- **Instructions for the task**: Set down each record exactly as written.

# # # # # # #

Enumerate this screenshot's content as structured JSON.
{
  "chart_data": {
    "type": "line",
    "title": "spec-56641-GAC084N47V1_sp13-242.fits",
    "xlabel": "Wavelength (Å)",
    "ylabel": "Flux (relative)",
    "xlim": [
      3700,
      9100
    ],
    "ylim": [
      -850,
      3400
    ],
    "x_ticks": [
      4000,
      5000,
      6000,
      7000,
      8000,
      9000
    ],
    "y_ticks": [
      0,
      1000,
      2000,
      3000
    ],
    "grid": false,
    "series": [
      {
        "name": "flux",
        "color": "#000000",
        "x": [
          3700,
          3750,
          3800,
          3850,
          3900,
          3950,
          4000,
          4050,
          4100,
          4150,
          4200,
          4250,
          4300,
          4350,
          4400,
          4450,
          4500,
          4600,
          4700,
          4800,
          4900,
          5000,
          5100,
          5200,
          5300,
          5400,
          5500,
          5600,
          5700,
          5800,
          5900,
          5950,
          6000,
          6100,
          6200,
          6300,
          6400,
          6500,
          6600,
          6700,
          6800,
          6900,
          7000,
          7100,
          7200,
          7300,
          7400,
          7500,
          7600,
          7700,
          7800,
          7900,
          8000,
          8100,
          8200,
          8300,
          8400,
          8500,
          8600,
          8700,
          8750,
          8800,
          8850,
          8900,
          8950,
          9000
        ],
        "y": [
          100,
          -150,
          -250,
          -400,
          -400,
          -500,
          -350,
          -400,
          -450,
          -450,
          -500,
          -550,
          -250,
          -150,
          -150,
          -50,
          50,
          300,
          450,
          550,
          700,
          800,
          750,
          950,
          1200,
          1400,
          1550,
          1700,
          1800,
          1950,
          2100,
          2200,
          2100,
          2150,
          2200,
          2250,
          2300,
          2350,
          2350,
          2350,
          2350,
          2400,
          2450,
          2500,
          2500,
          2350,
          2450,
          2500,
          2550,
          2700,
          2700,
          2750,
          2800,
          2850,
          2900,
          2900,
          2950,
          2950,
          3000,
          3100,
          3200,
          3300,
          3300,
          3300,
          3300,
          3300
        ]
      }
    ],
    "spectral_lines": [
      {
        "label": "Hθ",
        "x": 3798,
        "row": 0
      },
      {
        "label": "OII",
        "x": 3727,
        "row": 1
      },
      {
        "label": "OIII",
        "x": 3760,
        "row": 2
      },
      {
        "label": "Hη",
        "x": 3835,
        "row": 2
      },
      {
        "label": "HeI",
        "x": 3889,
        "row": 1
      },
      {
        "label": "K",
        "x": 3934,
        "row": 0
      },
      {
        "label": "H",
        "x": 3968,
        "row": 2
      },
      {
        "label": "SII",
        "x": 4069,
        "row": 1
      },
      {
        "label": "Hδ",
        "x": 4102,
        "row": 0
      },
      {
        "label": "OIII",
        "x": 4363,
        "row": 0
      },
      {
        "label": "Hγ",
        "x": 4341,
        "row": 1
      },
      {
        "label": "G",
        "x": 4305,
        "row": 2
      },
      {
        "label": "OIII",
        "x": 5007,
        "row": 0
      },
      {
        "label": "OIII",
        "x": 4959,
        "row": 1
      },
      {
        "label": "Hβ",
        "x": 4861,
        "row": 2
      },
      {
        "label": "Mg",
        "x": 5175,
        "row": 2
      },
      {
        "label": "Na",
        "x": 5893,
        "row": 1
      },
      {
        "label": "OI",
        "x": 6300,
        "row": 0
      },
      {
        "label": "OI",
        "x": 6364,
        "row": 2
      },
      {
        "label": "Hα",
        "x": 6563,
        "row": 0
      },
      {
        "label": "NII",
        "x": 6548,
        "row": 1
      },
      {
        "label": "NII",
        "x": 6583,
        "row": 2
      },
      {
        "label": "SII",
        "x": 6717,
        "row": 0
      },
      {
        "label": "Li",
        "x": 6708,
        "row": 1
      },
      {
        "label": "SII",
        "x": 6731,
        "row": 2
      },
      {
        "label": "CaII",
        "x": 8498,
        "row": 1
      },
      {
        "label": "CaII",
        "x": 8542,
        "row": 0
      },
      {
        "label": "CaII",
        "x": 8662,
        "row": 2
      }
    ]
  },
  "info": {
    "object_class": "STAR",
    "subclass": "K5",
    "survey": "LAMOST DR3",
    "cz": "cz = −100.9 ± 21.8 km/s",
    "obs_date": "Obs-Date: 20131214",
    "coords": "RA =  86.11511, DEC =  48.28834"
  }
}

# # # # # # #

- **Problem solution**:
Enumerate this screenshot's content as structured JSON.
{
  "chart_data": {
    "type": "line",
    "title": "spec-56641-GAC084N47V1_sp13-242.fits",
    "xlabel": "Wavelength (Å)",
    "ylabel": "Flux (relative)",
    "xlim": [
      3700,
      9100
    ],
    "ylim": [
      -850,
      3400
    ],
    "x_ticks": [
      4000,
      5000,
      6000,
      7000,
      8000,
      9000
    ],
    "y_ticks": [
      0,
      1000,
      2000,
      3000
    ],
    "grid": false,
    "series": [
      {
        "name": "flux",
        "color": "#000000",
        "x": [
          3700,
          3750,
          3800,
          3850,
          3900,
          3950,
          4000,
          4050,
          4100,
          4150,
          4200,
          4250,
          4300,
          4350,
          4400,
          4450,
          4500,
          4600,
          4700,
          4800,
          4900,
          5000,
          5100,
          5200,
          5300,
          5400,
          5500,
          5600,
          5700,
          5800,
          5900,
          5950,
          6000,
          6100,
          6200,
          6300,
          6400,
          6500,
          6600,
          6700,
          6800,
          6900,
          7000,
          7100,
          7200,
          7300,
          7400,
          7500,
          7600,
          7700,
          7800,
          7900,
          8000,
          8100,
          8200,
          8300,
          8400,
          8500,
          8600,
          8700,
          8750,
          8800,
          8850,
          8900,
          8950,
          9000
        ],
        "y": [
          100,
          -150,
          -250,
          -400,
          -400,
          -500,
          -350,
          -400,
          -450,
          -450,
          -500,
          -550,
          -250,
          -150,
          -150,
          -50,
          50,
          300,
          450,
          550,
          700,
          800,
          750,
          950,
          1200,
          1400,
          1550,
          1700,
          1800,
          1950,
          2100,
          2200,
          2100,
          2150,
          2200,
          2250,
          2300,
          2350,
          2350,
          2350,
          2350,
          2400,
          2450,
          2500,
          2500,
          2350,
          2450,
          2500,
          2550,
          2700,
          2700,
          2750,
          2800,
          2850,
          2900,
          2900,
          2950,
          2950,
          3000,
          3100,
          3200,
          3300,
          3300,
          3300,
          3300,
          3300
        ]
      }
    ],
    "spectral_lines": [
      {
        "label": "Hθ",
        "x": 3798,
        "row": 0
      },
      {
        "label": "OII",
        "x": 3727,
        "row": 1
      },
      {
        "label": "OIII",
        "x": 3760,
        "row": 2
      },
      {
        "label": "Hη",
        "x": 3835,
        "row": 2
      },
      {
        "label": "HeI",
        "x": 3889,
        "row": 1
      },
      {
        "label": "K",
        "x": 3934,
        "row": 0
      },
      {
        "label": "H",
        "x": 3968,
        "row": 2
      },
      {
        "label": "SII",
        "x": 4069,
        "row": 1
      },
      {
        "label": "Hδ",
        "x": 4102,
        "row": 0
      },
      {
        "label": "OIII",
        "x": 4363,
        "row": 0
      },
      {
        "label": "Hγ",
        "x": 4341,
        "row": 1
      },
      {
        "label": "G",
        "x": 4305,
        "row": 2
      },
      {
        "label": "OIII",
        "x": 5007,
        "row": 0
      },
      {
        "label": "OIII",
        "x": 4959,
        "row": 1
      },
      {
        "label": "Hβ",
        "x": 4861,
        "row": 2
      },
      {
        "label": "Mg",
        "x": 5175,
        "row": 2
      },
      {
        "label": "Na",
        "x": 5893,
        "row": 1
      },
      {
        "label": "OI",
        "x": 6300,
        "row": 0
      },
      {
        "label": "OI",
        "x": 6364,
        "row": 2
      },
      {
        "label": "Hα",
        "x": 6563,
        "row": 0
      },
      {
        "label": "NII",
        "x": 6548,
        "row": 1
      },
      {
        "label": "NII",
        "x": 6583,
        "row": 2
      },
      {
        "label": "SII",
        "x": 6717,
        "row": 0
      },
      {
        "label": "Li",
        "x": 6708,
        "row": 1
      },
      {
        "label": "SII",
        "x": 6731,
        "row": 2
      },
      {
        "label": "CaII",
        "x": 8498,
        "row": 1
      },
      {
        "label": "CaII",
        "x": 8542,
        "row": 0
      },
      {
        "label": "CaII",
        "x": 8662,
        "row": 2
      }
    ]
  },
  "info": {
    "object_class": "STAR",
    "subclass": "K5",
    "survey": "LAMOST DR3",
    "cz": "cz = −100.9 ± 21.8 km/s",
    "obs_date": "Obs-Date: 20131214",
    "coords": "RA =  86.11511, DEC =  48.28834"
  }
}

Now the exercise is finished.